Problem details
Everything in the data should be repeated exactly, save for the images.

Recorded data
__________________________________________________

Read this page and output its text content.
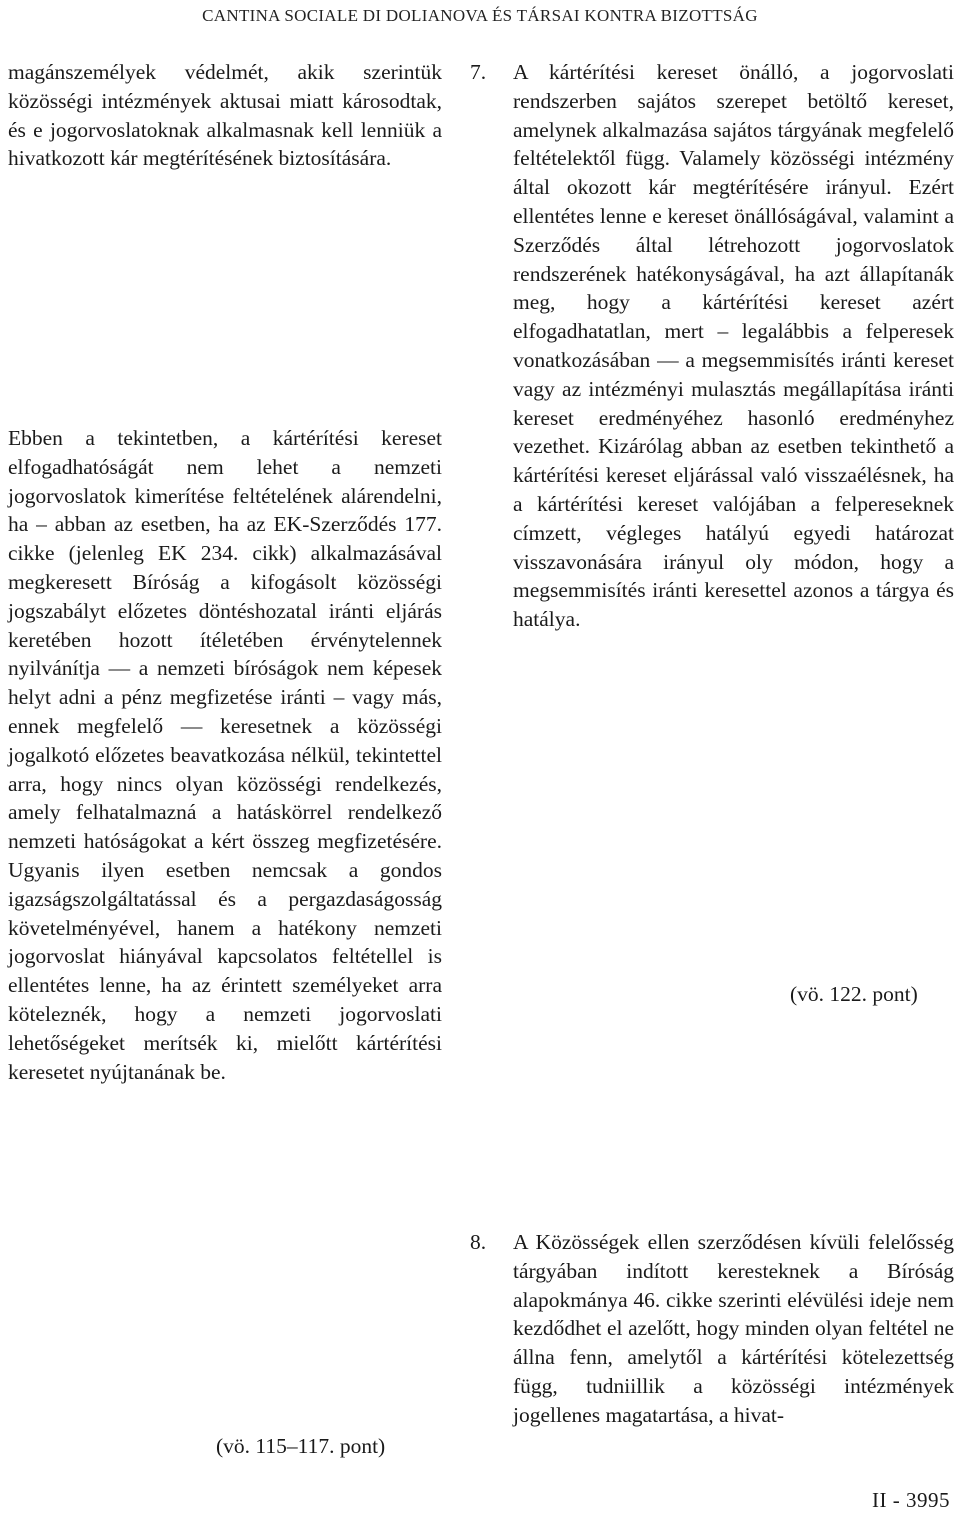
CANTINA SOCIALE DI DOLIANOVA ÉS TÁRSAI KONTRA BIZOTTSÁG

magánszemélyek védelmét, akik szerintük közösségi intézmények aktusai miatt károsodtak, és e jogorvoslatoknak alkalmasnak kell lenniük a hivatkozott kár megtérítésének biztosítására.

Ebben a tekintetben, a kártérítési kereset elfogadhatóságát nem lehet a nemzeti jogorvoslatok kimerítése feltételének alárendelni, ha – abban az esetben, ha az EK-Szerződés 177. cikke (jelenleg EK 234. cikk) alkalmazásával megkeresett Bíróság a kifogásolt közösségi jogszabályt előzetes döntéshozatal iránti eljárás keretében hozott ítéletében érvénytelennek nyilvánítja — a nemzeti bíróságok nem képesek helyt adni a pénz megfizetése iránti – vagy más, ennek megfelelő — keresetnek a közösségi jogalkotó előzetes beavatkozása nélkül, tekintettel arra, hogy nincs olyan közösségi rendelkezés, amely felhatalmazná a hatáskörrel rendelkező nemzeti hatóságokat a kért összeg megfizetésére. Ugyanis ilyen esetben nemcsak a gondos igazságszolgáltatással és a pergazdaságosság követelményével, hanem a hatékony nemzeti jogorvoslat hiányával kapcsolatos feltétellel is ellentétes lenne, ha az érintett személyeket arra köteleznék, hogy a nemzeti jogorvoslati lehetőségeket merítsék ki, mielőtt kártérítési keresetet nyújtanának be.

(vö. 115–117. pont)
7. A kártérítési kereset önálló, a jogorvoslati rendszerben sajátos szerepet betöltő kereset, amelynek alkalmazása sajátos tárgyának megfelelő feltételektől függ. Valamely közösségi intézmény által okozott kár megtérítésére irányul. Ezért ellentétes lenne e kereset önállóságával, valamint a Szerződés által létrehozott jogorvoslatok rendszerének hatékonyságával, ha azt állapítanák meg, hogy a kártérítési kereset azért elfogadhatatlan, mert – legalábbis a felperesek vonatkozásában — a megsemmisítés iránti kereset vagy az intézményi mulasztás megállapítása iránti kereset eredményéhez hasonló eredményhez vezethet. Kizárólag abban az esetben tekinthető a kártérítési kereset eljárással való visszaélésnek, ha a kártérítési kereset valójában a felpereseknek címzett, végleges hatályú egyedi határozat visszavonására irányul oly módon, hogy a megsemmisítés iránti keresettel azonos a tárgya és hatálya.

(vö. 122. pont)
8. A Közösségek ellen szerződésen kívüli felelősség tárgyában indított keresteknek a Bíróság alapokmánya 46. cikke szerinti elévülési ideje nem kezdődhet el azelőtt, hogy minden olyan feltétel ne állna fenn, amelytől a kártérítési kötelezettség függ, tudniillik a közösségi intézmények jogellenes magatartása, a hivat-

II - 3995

__________________________________________________

Answer to the task
Read this page and output its text content.
CANTINA SOCIALE DI DOLIANOVA ÉS TÁRSAI KONTRA BIZOTTSÁG

magánszemélyek védelmét, akik szerintük közösségi intézmények aktusai miatt károsodtak, és e jogorvoslatoknak alkalmasnak kell lenniük a hivatkozott kár megtérítésének biztosítására.

Ebben a tekintetben, a kártérítési kereset elfogadhatóságát nem lehet a nemzeti jogorvoslatok kimerítése feltételének alárendelni, ha – abban az esetben, ha az EK-Szerződés 177. cikke (jelenleg EK 234. cikk) alkalmazásával megkeresett Bíróság a kifogásolt közösségi jogszabályt előzetes döntéshozatal iránti eljárás keretében hozott ítéletében érvénytelennek nyilvánítja — a nemzeti bíróságok nem képesek helyt adni a pénz megfizetése iránti – vagy más, ennek megfelelő — keresetnek a közösségi jogalkotó előzetes beavatkozása nélkül, tekintettel arra, hogy nincs olyan közösségi rendelkezés, amely felhatalmazná a hatáskörrel rendelkező nemzeti hatóságokat a kért összeg megfizetésére. Ugyanis ilyen esetben nemcsak a gondos igazságszolgáltatással és a pergazdaságosság követelményével, hanem a hatékony nemzeti jogorvoslat hiányával kapcsolatos feltétellel is ellentétes lenne, ha az érintett személyeket arra köteleznék, hogy a nemzeti jogorvoslati lehetőségeket merítsék ki, mielőtt kártérítési keresetet nyújtanának be.

(vö. 115–117. pont)
7. A kártérítési kereset önálló, a jogorvoslati rendszerben sajátos szerepet betöltő kereset, amelynek alkalmazása sajátos tárgyának megfelelő feltételektől függ. Valamely közösségi intézmény által okozott kár megtérítésére irányul. Ezért ellentétes lenne e kereset önállóságával, valamint a Szerződés által létrehozott jogorvoslatok rendszerének hatékonyságával, ha azt állapítanák meg, hogy a kártérítési kereset azért elfogadhatatlan, mert – legalábbis a felperesek vonatkozásában — a megsemmisítés iránti kereset vagy az intézményi mulasztás megállapítása iránti kereset eredményéhez hasonló eredményhez vezethet. Kizárólag abban az esetben tekinthető a kártérítési kereset eljárással való visszaélésnek, ha a kártérítési kereset valójában a felpereseknek címzett, végleges hatályú egyedi határozat visszavonására irányul oly módon, hogy a megsemmisítés iránti keresettel azonos a tárgya és hatálya.

(vö. 122. pont)
8. A Közösségek ellen szerződésen kívüli felelősség tárgyában indított keresteknek a Bíróság alapokmánya 46. cikke szerinti elévülési ideje nem kezdődhet el azelőtt, hogy minden olyan feltétel ne állna fenn, amelytől a kártérítési kötelezettség függ, tudniillik a közösségi intézmények jogellenes magatartása, a hivat-

II - 3995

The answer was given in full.